• [TASK TO CARRY OUT]:
Show every line in the entries below where the word "value" appears.

• [DATASET EXTRACT]:
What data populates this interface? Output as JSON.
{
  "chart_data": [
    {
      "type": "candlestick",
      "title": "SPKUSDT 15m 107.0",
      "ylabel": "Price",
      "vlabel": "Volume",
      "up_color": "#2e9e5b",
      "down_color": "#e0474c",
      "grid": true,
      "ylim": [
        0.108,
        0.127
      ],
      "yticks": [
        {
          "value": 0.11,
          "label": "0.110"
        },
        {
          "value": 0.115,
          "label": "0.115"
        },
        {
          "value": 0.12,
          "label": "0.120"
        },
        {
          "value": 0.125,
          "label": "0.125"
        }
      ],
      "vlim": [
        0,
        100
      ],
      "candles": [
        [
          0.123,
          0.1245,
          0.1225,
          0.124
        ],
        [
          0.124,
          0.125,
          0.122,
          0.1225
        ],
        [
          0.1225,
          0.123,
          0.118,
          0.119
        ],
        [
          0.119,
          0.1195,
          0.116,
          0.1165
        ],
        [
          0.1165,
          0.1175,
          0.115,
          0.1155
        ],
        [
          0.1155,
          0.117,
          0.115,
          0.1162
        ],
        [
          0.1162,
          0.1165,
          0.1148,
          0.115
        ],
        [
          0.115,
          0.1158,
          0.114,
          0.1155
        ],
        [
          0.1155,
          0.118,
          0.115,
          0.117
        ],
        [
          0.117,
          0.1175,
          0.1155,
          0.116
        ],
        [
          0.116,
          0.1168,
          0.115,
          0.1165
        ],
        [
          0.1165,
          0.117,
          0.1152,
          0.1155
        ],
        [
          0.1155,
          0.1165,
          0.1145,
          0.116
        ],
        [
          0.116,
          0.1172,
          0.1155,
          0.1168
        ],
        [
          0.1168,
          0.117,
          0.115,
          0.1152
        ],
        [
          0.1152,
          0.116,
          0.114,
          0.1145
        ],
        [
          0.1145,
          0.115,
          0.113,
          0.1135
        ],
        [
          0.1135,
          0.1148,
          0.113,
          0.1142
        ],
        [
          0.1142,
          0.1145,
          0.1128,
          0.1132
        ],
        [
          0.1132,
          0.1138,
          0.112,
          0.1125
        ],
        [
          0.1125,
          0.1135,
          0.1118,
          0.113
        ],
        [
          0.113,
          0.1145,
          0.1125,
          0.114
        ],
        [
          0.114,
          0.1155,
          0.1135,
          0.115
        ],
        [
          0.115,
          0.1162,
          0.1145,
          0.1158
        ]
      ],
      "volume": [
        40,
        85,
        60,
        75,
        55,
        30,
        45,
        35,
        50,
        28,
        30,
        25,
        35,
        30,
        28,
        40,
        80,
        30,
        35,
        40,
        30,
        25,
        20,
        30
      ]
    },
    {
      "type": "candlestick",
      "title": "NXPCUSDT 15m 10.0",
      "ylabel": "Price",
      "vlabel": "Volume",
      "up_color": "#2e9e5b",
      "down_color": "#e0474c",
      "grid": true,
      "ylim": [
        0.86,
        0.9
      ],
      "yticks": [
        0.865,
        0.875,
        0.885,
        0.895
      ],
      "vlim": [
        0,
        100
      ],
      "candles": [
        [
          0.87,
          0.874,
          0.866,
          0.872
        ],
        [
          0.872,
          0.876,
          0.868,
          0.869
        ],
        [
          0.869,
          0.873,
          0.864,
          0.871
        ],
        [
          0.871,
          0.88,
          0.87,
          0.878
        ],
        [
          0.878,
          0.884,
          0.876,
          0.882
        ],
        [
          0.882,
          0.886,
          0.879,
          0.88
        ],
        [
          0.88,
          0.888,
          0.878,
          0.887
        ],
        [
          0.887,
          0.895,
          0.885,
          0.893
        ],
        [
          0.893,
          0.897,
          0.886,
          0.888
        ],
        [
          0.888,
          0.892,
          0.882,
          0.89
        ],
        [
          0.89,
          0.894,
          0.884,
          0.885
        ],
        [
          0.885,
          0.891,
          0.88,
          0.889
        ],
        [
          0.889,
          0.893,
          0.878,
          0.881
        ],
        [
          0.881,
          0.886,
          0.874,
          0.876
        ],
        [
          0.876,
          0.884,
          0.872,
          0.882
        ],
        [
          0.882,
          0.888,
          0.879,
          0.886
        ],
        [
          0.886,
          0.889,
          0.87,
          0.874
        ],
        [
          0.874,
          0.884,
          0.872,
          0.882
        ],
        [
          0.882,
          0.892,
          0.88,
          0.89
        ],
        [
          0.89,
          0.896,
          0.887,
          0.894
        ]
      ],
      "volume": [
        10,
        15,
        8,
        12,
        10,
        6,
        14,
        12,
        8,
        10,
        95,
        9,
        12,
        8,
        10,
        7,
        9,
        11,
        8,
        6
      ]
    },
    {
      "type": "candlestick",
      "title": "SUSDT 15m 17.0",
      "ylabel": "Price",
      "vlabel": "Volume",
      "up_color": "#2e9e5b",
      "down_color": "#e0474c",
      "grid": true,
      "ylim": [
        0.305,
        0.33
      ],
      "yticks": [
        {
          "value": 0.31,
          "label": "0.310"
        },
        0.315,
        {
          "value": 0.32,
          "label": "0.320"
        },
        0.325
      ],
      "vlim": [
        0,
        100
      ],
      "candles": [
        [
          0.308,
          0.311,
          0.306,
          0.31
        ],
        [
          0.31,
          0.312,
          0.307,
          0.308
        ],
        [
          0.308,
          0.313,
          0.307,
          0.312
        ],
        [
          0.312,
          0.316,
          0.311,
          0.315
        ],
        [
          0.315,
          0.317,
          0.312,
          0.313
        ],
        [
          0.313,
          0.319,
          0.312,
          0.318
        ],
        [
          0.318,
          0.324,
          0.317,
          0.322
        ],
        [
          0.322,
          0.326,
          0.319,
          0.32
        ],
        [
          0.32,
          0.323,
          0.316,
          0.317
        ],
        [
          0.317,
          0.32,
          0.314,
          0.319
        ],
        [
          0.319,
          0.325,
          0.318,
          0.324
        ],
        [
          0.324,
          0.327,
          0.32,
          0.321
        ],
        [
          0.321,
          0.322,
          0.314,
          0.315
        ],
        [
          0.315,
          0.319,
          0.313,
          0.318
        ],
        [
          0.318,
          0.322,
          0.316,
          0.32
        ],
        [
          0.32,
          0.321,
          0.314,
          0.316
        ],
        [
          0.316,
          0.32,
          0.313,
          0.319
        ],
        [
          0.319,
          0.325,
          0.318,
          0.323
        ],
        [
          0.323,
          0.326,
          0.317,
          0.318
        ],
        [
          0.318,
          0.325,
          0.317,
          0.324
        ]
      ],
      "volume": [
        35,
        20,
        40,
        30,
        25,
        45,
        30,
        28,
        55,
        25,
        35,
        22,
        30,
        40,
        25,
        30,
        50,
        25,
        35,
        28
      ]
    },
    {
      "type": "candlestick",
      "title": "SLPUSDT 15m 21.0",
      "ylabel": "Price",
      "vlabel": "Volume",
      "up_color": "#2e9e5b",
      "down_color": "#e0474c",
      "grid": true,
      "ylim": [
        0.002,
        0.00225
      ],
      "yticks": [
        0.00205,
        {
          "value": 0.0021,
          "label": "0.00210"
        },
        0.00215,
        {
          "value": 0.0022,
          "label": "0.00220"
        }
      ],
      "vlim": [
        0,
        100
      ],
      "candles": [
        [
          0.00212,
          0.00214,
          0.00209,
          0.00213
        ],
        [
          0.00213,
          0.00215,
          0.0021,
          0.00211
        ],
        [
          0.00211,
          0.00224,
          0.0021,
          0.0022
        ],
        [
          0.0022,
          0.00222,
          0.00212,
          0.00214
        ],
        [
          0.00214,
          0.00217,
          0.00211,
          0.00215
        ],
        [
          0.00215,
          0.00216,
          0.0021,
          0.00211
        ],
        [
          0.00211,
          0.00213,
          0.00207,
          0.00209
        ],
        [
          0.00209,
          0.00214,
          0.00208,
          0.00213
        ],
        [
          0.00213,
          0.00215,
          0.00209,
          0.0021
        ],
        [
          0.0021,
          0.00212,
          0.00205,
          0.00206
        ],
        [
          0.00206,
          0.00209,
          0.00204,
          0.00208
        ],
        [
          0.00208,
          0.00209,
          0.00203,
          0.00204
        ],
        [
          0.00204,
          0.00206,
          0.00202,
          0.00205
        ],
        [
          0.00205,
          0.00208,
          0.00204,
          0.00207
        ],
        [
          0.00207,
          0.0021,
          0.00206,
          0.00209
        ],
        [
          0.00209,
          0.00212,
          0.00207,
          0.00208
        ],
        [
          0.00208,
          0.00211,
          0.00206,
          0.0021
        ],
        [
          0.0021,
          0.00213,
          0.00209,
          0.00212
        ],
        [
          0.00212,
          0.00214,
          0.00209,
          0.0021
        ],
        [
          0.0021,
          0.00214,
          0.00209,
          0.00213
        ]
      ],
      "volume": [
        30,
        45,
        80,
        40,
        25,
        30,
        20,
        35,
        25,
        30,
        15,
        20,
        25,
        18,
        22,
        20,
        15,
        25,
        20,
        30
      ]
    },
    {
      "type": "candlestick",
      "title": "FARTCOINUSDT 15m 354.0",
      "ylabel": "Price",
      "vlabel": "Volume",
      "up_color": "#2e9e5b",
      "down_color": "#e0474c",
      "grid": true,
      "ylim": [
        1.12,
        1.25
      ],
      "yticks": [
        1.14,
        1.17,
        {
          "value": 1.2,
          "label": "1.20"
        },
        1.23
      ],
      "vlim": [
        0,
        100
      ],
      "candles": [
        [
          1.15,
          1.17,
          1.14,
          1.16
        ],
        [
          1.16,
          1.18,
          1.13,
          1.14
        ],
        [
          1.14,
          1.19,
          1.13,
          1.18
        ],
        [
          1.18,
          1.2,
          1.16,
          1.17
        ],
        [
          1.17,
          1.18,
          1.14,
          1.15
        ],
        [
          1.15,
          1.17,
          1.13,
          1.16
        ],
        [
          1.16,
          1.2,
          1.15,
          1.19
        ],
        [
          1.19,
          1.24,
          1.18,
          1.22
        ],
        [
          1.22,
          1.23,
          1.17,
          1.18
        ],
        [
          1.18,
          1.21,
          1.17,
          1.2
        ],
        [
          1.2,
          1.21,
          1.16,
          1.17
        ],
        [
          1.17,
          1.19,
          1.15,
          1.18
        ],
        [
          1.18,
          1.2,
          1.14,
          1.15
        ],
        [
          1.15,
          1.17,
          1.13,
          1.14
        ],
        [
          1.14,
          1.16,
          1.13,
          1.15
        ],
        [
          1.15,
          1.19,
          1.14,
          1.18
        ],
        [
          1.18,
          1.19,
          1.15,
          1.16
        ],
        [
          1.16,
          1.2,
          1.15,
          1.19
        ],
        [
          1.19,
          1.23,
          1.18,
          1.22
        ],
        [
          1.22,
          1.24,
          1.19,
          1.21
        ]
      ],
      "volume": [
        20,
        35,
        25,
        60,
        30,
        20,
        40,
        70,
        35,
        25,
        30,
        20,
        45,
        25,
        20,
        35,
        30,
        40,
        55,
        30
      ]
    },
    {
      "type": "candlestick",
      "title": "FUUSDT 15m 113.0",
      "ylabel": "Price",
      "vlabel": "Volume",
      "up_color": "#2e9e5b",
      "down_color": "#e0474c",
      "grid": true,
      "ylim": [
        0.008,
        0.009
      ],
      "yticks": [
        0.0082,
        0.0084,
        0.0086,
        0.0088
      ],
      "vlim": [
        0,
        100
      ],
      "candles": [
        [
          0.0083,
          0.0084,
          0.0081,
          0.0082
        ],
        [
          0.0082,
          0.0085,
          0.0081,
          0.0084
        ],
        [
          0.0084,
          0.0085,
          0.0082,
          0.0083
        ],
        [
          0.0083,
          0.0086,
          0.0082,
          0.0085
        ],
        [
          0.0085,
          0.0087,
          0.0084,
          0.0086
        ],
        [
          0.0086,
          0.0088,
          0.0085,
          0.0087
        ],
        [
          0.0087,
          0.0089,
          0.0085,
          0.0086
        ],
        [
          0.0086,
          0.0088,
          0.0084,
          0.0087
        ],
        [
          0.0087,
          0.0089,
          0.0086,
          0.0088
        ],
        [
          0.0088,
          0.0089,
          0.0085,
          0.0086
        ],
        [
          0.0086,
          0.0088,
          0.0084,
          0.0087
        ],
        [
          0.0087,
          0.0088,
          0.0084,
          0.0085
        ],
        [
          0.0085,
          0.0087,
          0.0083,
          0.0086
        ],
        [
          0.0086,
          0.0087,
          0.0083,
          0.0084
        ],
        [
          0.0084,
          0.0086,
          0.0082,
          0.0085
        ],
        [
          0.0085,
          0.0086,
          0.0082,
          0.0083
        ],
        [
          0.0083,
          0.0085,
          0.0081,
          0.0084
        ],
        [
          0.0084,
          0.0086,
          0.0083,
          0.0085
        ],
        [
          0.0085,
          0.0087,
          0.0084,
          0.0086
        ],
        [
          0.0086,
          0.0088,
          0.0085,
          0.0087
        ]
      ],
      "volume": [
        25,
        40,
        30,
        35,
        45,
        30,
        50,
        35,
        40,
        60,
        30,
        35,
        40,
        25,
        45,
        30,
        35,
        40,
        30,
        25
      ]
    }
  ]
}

• [EXPECTED ANSWER]:
          "value": 0.11,
          "value": 0.115,
          "value": 0.12,
          "value": 0.125,
          "value": 0.31,
          "value": 0.32,
          "value": 0.0021,
          "value": 0.0022,
          "value": 1.2,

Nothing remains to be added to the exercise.